* [DATA]
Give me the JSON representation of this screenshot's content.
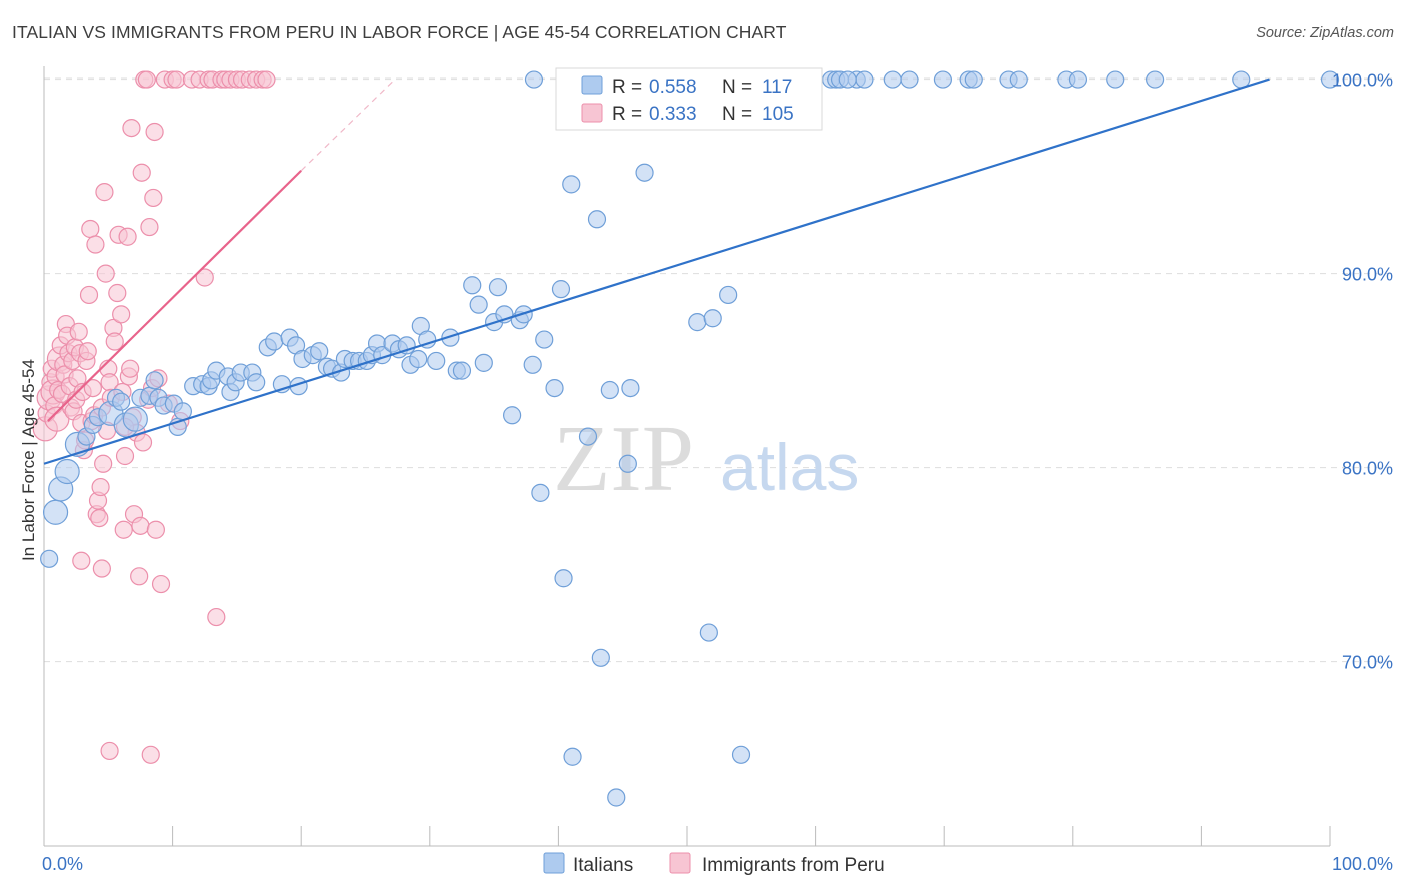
{
  "title": "ITALIAN VS IMMIGRANTS FROM PERU IN LABOR FORCE | AGE 45-54 CORRELATION CHART",
  "source": "Source: ZipAtlas.com",
  "watermark": {
    "zip": "ZIP",
    "atlas": "atlas"
  },
  "colors": {
    "blue_fill": "#aecbef",
    "blue_stroke": "#6f9fd8",
    "blue_line": "#2f72c9",
    "pink_fill": "#f7c5d3",
    "pink_stroke": "#ec8fab",
    "pink_line": "#e8638b",
    "tick_text": "#3a73c4",
    "grid": "#dddddd"
  },
  "legend_top": {
    "rows": [
      {
        "r_label": "R = ",
        "r_value": "0.558",
        "n_label": "N = ",
        "n_value": "117"
      },
      {
        "r_label": "R = ",
        "r_value": "0.333",
        "n_label": "N = ",
        "n_value": "105"
      }
    ]
  },
  "legend_bottom": {
    "italians": "Italians",
    "peru": "Immigrants from Peru"
  },
  "chart_data": {
    "type": "scatter",
    "title": "ITALIAN VS IMMIGRANTS FROM PERU IN LABOR FORCE | AGE 45-54 CORRELATION CHART",
    "xlabel": "",
    "ylabel": "In Labor Force | Age 45-54",
    "xlim": [
      0,
      100
    ],
    "ylim": [
      60.5,
      100.7
    ],
    "x_tick_labels": [
      "0.0%",
      "100.0%"
    ],
    "y_ticks": [
      70,
      80,
      90,
      100
    ],
    "y_tick_labels": [
      "70.0%",
      "80.0%",
      "90.0%",
      "100.0%"
    ],
    "grid": true,
    "legend_position": "top-center",
    "series": [
      {
        "name": "Italians",
        "R": 0.558,
        "N": 117,
        "trend": {
          "x0": 0,
          "y0": 80.2,
          "x1": 95.3,
          "y1": 100.0
        },
        "points": [
          [
            0.4,
            75.3
          ],
          [
            0.9,
            77.7
          ],
          [
            1.3,
            78.9
          ],
          [
            1.8,
            79.8
          ],
          [
            2.6,
            81.2
          ],
          [
            3.3,
            81.6
          ],
          [
            3.8,
            82.2
          ],
          [
            4.2,
            82.6
          ],
          [
            5.2,
            82.8
          ],
          [
            5.6,
            83.6
          ],
          [
            6.0,
            83.4
          ],
          [
            6.4,
            82.2
          ],
          [
            7.1,
            82.5
          ],
          [
            7.5,
            83.6
          ],
          [
            8.2,
            83.7
          ],
          [
            8.6,
            84.5
          ],
          [
            8.9,
            83.6
          ],
          [
            9.3,
            83.2
          ],
          [
            10.1,
            83.3
          ],
          [
            10.4,
            82.1
          ],
          [
            10.8,
            82.9
          ],
          [
            11.6,
            84.2
          ],
          [
            12.3,
            84.3
          ],
          [
            12.8,
            84.2
          ],
          [
            13.0,
            84.5
          ],
          [
            13.4,
            85.0
          ],
          [
            14.3,
            84.7
          ],
          [
            14.5,
            83.9
          ],
          [
            14.9,
            84.4
          ],
          [
            15.3,
            84.9
          ],
          [
            16.2,
            84.9
          ],
          [
            16.5,
            84.4
          ],
          [
            17.4,
            86.2
          ],
          [
            17.9,
            86.5
          ],
          [
            18.5,
            84.3
          ],
          [
            19.1,
            86.7
          ],
          [
            19.6,
            86.3
          ],
          [
            19.8,
            84.2
          ],
          [
            20.1,
            85.6
          ],
          [
            20.9,
            85.8
          ],
          [
            21.4,
            86.0
          ],
          [
            22.0,
            85.2
          ],
          [
            22.4,
            85.1
          ],
          [
            23.1,
            84.9
          ],
          [
            23.4,
            85.6
          ],
          [
            24.0,
            85.5
          ],
          [
            24.5,
            85.5
          ],
          [
            25.1,
            85.5
          ],
          [
            25.5,
            85.8
          ],
          [
            25.9,
            86.4
          ],
          [
            26.3,
            85.8
          ],
          [
            27.1,
            86.4
          ],
          [
            27.6,
            86.1
          ],
          [
            28.2,
            86.3
          ],
          [
            28.5,
            85.3
          ],
          [
            29.1,
            85.6
          ],
          [
            29.3,
            87.3
          ],
          [
            29.8,
            86.6
          ],
          [
            30.5,
            85.5
          ],
          [
            31.6,
            86.7
          ],
          [
            32.1,
            85.0
          ],
          [
            32.5,
            85.0
          ],
          [
            33.3,
            89.4
          ],
          [
            33.8,
            88.4
          ],
          [
            34.2,
            85.4
          ],
          [
            35.0,
            87.5
          ],
          [
            35.3,
            89.3
          ],
          [
            35.8,
            87.9
          ],
          [
            36.4,
            82.7
          ],
          [
            37.0,
            87.6
          ],
          [
            37.3,
            87.9
          ],
          [
            38.0,
            85.3
          ],
          [
            38.6,
            78.7
          ],
          [
            38.9,
            86.6
          ],
          [
            39.7,
            84.1
          ],
          [
            40.2,
            89.2
          ],
          [
            40.4,
            74.3
          ],
          [
            41.0,
            94.6
          ],
          [
            41.1,
            65.1
          ],
          [
            42.3,
            81.6
          ],
          [
            43.0,
            92.8
          ],
          [
            43.3,
            70.2
          ],
          [
            44.0,
            84.0
          ],
          [
            44.5,
            63.0
          ],
          [
            45.4,
            80.2
          ],
          [
            45.6,
            84.1
          ],
          [
            46.7,
            95.2
          ],
          [
            50.8,
            87.5
          ],
          [
            51.7,
            71.5
          ],
          [
            52.0,
            87.7
          ],
          [
            52.7,
            100
          ],
          [
            53.2,
            88.9
          ],
          [
            54.2,
            65.2
          ],
          [
            54.9,
            100
          ],
          [
            55.5,
            100
          ],
          [
            56.3,
            100
          ],
          [
            57.0,
            100
          ],
          [
            57.5,
            100
          ],
          [
            58.1,
            100
          ],
          [
            59.1,
            100
          ],
          [
            59.9,
            100
          ],
          [
            61.2,
            100
          ],
          [
            61.6,
            100
          ],
          [
            61.9,
            100
          ],
          [
            63.2,
            100
          ],
          [
            63.8,
            100
          ],
          [
            66.0,
            100
          ],
          [
            67.3,
            100
          ],
          [
            69.9,
            100
          ],
          [
            71.9,
            100
          ],
          [
            72.3,
            100
          ],
          [
            75.0,
            100
          ],
          [
            75.8,
            100
          ],
          [
            79.5,
            100
          ],
          [
            80.4,
            100
          ],
          [
            83.3,
            100
          ],
          [
            86.4,
            100
          ],
          [
            93.1,
            100
          ],
          [
            100.0,
            100
          ],
          [
            38.1,
            100
          ],
          [
            40.8,
            100
          ],
          [
            45.9,
            100
          ],
          [
            47.2,
            100
          ],
          [
            49.8,
            100
          ],
          [
            55.2,
            100
          ],
          [
            62.5,
            100
          ],
          [
            58.9,
            100
          ]
        ],
        "large_points": [
          [
            0.9,
            77.7
          ],
          [
            1.3,
            78.9
          ],
          [
            1.8,
            79.8
          ],
          [
            2.6,
            81.2
          ],
          [
            6.4,
            82.2
          ],
          [
            7.1,
            82.5
          ],
          [
            5.2,
            82.8
          ]
        ]
      },
      {
        "name": "Immigrants from Peru",
        "R": 0.333,
        "N": 105,
        "trend": {
          "x0": 0.3,
          "y0": 82.4,
          "x1": 20.0,
          "y1": 95.3
        },
        "trend_dashed_to": {
          "x": 27.3,
          "y": 100.0
        },
        "points": [
          [
            0.1,
            82.0
          ],
          [
            0.2,
            82.8
          ],
          [
            0.4,
            83.6
          ],
          [
            0.5,
            84.4
          ],
          [
            0.6,
            85.1
          ],
          [
            0.7,
            83.9
          ],
          [
            0.8,
            83.2
          ],
          [
            0.9,
            84.7
          ],
          [
            1.0,
            82.5
          ],
          [
            1.1,
            84.0
          ],
          [
            1.2,
            85.6
          ],
          [
            1.3,
            86.3
          ],
          [
            1.4,
            83.8
          ],
          [
            1.5,
            85.3
          ],
          [
            1.6,
            84.8
          ],
          [
            1.7,
            87.4
          ],
          [
            1.8,
            86.8
          ],
          [
            1.9,
            85.9
          ],
          [
            2.0,
            84.2
          ],
          [
            2.1,
            83.1
          ],
          [
            2.2,
            85.5
          ],
          [
            2.3,
            82.9
          ],
          [
            2.4,
            86.2
          ],
          [
            2.5,
            83.5
          ],
          [
            2.6,
            84.6
          ],
          [
            2.7,
            87.0
          ],
          [
            2.8,
            85.9
          ],
          [
            2.9,
            82.3
          ],
          [
            3.0,
            83.9
          ],
          [
            3.1,
            80.9
          ],
          [
            3.2,
            81.4
          ],
          [
            3.3,
            85.5
          ],
          [
            3.4,
            86.0
          ],
          [
            3.5,
            88.9
          ],
          [
            3.6,
            92.3
          ],
          [
            3.7,
            82.4
          ],
          [
            3.8,
            84.1
          ],
          [
            3.9,
            82.7
          ],
          [
            4.0,
            91.5
          ],
          [
            4.1,
            77.6
          ],
          [
            4.2,
            78.3
          ],
          [
            4.3,
            77.4
          ],
          [
            4.4,
            79.0
          ],
          [
            4.5,
            83.1
          ],
          [
            4.6,
            80.2
          ],
          [
            4.7,
            94.2
          ],
          [
            4.8,
            90.0
          ],
          [
            4.9,
            81.9
          ],
          [
            5.0,
            85.1
          ],
          [
            5.1,
            84.4
          ],
          [
            5.2,
            83.6
          ],
          [
            5.4,
            87.2
          ],
          [
            5.5,
            86.5
          ],
          [
            5.7,
            89.0
          ],
          [
            5.8,
            92.0
          ],
          [
            6.0,
            87.9
          ],
          [
            6.1,
            83.9
          ],
          [
            6.2,
            76.8
          ],
          [
            6.3,
            80.6
          ],
          [
            6.5,
            91.9
          ],
          [
            6.6,
            84.7
          ],
          [
            6.7,
            85.1
          ],
          [
            6.8,
            97.5
          ],
          [
            6.9,
            82.6
          ],
          [
            7.0,
            77.6
          ],
          [
            7.2,
            81.8
          ],
          [
            7.4,
            74.4
          ],
          [
            7.5,
            77.0
          ],
          [
            7.6,
            95.2
          ],
          [
            7.7,
            81.3
          ],
          [
            7.8,
            100
          ],
          [
            8.0,
            100
          ],
          [
            8.1,
            83.5
          ],
          [
            8.2,
            92.4
          ],
          [
            8.3,
            65.2
          ],
          [
            8.4,
            84.1
          ],
          [
            8.5,
            93.9
          ],
          [
            8.6,
            97.3
          ],
          [
            8.7,
            76.8
          ],
          [
            8.9,
            84.6
          ],
          [
            9.1,
            74.0
          ],
          [
            9.4,
            100
          ],
          [
            9.7,
            83.3
          ],
          [
            10.0,
            100
          ],
          [
            10.3,
            100
          ],
          [
            10.6,
            82.4
          ],
          [
            11.5,
            100
          ],
          [
            12.1,
            100
          ],
          [
            12.8,
            100
          ],
          [
            13.1,
            100
          ],
          [
            13.4,
            72.3
          ],
          [
            13.8,
            100
          ],
          [
            14.1,
            100
          ],
          [
            14.5,
            100
          ],
          [
            15.0,
            100
          ],
          [
            15.4,
            100
          ],
          [
            16.0,
            100
          ],
          [
            16.5,
            100
          ],
          [
            17.0,
            100
          ],
          [
            17.3,
            100
          ],
          [
            4.5,
            74.8
          ],
          [
            2.9,
            75.2
          ],
          [
            5.1,
            65.4
          ],
          [
            6.3,
            82.1
          ],
          [
            12.5,
            89.8
          ]
        ],
        "large_points": [
          [
            0.1,
            82.0
          ],
          [
            0.4,
            83.6
          ],
          [
            0.7,
            83.9
          ],
          [
            1.0,
            82.5
          ],
          [
            1.2,
            85.6
          ]
        ]
      }
    ]
  }
}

* [WHAT IS ASKED] Copy out each line of the data containing the string "CORRELATION".

* [FINAL RESULT]
  "title": "ITALIAN VS IMMIGRANTS FROM PERU IN LABOR FORCE | AGE 45-54 CORRELATION CHART",
    "title": "ITALIAN VS IMMIGRANTS FROM PERU IN LABOR FORCE | AGE 45-54 CORRELATION CHART",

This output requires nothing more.